MATERIAL:
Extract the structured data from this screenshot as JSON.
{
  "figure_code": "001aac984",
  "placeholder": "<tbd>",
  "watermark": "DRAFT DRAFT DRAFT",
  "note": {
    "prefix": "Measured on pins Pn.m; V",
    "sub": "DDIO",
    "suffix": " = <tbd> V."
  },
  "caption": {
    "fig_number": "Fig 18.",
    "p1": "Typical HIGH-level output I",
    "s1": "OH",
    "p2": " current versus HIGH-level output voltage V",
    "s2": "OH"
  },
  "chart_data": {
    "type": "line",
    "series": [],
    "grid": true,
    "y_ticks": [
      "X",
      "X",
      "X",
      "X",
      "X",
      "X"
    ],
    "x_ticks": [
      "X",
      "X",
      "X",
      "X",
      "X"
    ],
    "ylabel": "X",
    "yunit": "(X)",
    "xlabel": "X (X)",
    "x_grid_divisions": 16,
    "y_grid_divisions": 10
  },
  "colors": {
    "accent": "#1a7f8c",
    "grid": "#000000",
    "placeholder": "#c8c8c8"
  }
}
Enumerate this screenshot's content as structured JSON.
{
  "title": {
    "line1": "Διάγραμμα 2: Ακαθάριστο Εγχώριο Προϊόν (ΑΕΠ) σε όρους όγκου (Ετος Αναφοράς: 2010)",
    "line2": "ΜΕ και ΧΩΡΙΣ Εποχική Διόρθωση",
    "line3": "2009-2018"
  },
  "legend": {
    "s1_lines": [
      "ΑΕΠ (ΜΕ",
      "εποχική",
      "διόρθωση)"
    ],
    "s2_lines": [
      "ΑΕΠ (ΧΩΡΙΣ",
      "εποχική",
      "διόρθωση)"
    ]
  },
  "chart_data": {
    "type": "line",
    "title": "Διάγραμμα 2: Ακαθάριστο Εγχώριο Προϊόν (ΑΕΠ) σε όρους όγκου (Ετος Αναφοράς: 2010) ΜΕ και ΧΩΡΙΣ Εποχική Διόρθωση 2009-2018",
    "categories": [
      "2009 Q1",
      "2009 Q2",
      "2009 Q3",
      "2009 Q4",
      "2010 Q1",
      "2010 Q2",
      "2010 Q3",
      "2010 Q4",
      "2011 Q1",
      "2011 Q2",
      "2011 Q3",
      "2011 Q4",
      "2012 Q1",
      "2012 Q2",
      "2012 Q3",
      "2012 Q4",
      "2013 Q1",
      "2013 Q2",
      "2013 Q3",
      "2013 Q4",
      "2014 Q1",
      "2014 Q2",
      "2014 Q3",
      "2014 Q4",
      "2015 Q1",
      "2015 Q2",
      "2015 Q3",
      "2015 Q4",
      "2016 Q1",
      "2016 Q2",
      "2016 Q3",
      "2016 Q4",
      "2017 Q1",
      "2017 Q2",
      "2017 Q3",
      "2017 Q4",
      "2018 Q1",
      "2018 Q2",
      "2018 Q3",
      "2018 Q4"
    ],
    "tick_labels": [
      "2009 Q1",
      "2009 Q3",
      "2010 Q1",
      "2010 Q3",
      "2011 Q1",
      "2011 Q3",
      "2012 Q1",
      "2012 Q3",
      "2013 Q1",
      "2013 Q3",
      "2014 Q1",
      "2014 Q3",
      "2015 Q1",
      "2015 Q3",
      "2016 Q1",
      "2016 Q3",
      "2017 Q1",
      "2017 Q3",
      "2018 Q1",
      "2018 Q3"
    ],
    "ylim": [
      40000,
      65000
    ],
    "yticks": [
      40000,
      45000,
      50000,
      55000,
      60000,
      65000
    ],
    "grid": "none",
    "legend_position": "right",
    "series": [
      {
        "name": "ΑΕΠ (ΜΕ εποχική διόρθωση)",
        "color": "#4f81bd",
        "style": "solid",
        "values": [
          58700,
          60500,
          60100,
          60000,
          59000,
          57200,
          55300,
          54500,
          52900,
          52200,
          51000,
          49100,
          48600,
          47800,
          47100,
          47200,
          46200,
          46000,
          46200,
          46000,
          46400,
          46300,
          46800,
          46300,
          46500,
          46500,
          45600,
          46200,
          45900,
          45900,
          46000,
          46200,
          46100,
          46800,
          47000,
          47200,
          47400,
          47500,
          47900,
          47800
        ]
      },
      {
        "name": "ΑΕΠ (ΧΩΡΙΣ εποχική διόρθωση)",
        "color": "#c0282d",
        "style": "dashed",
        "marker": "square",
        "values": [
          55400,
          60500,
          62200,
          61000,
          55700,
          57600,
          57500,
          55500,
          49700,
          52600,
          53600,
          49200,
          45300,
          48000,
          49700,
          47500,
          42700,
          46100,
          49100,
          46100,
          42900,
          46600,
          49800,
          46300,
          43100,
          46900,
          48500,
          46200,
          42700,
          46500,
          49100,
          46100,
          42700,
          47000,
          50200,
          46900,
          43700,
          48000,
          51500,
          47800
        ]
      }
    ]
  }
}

PROMPT: Copy out each line of the listing that holds "Αναφοράς".

COMPLETED EXERCISE:
    "line1": "Διάγραμμα 2: Ακαθάριστο Εγχώριο Προϊόν (ΑΕΠ) σε όρους όγκου (Ετος Αναφοράς: 2010)",
    "title": "Διάγραμμα 2: Ακαθάριστο Εγχώριο Προϊόν (ΑΕΠ) σε όρους όγκου (Ετος Αναφοράς: 2010) ΜΕ και ΧΩΡΙΣ Εποχική Διόρθωση 2009-2018",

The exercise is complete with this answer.